Input material
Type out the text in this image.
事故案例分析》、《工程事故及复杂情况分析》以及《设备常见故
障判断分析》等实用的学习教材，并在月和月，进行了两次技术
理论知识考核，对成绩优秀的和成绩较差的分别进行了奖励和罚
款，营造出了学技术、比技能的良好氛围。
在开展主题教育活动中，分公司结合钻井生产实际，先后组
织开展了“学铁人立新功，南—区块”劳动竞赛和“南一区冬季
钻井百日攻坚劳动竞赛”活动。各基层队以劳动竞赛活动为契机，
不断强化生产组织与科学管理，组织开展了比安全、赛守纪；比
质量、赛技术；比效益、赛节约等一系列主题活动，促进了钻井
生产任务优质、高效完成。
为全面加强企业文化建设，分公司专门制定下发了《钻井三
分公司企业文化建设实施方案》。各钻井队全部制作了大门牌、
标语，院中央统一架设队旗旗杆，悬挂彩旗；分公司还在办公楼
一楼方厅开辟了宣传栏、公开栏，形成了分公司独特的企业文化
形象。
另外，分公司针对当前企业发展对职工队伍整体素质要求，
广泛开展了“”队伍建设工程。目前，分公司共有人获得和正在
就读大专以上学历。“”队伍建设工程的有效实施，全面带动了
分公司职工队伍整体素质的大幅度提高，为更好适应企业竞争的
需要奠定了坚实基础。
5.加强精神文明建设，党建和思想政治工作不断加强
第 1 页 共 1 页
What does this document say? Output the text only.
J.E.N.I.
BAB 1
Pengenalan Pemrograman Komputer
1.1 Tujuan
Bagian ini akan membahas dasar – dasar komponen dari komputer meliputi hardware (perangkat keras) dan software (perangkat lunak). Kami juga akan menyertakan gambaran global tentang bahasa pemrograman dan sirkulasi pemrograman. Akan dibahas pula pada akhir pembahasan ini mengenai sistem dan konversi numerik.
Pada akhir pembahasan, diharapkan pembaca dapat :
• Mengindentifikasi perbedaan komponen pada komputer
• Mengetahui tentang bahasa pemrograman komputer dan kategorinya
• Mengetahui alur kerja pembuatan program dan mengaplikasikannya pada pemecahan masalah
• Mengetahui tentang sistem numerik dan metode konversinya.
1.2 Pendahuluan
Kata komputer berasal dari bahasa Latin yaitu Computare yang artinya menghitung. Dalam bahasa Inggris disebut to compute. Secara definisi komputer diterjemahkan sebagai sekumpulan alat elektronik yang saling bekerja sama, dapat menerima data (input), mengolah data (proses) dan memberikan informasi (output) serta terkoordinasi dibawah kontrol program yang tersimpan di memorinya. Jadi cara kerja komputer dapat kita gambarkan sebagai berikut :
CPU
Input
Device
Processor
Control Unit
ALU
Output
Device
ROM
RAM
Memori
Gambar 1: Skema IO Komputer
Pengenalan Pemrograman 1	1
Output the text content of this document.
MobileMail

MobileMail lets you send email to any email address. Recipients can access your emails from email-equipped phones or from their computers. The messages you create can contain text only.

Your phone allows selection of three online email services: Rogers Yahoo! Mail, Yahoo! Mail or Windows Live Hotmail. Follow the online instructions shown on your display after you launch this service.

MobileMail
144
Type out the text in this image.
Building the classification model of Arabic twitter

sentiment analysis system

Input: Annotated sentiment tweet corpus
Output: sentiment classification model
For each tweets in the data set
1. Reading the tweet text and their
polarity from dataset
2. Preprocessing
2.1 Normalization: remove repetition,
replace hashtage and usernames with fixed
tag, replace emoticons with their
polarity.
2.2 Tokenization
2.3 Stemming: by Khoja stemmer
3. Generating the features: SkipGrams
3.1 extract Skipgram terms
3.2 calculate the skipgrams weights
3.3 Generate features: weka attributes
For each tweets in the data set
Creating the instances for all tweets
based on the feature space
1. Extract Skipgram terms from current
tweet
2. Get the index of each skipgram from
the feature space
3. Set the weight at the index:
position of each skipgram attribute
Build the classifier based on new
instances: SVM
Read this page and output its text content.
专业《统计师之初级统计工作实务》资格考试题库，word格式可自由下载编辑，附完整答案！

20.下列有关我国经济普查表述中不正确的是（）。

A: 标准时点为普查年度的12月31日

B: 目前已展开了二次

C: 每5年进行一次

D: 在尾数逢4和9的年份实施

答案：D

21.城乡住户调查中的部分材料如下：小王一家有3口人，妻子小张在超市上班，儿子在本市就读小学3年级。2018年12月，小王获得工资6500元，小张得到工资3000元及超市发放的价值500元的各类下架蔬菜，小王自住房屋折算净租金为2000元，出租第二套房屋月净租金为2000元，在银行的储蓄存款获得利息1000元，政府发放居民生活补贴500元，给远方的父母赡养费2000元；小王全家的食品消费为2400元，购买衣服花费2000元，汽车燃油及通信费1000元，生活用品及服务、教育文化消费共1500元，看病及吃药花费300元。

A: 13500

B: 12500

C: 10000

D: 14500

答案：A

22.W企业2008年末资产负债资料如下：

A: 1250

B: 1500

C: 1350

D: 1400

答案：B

Task directions
List every line above that contains the word "each".

Task result
For each tweets in the data set
For each tweets in the data set
2. Get the index of each skipgram from
position of each skipgram attribute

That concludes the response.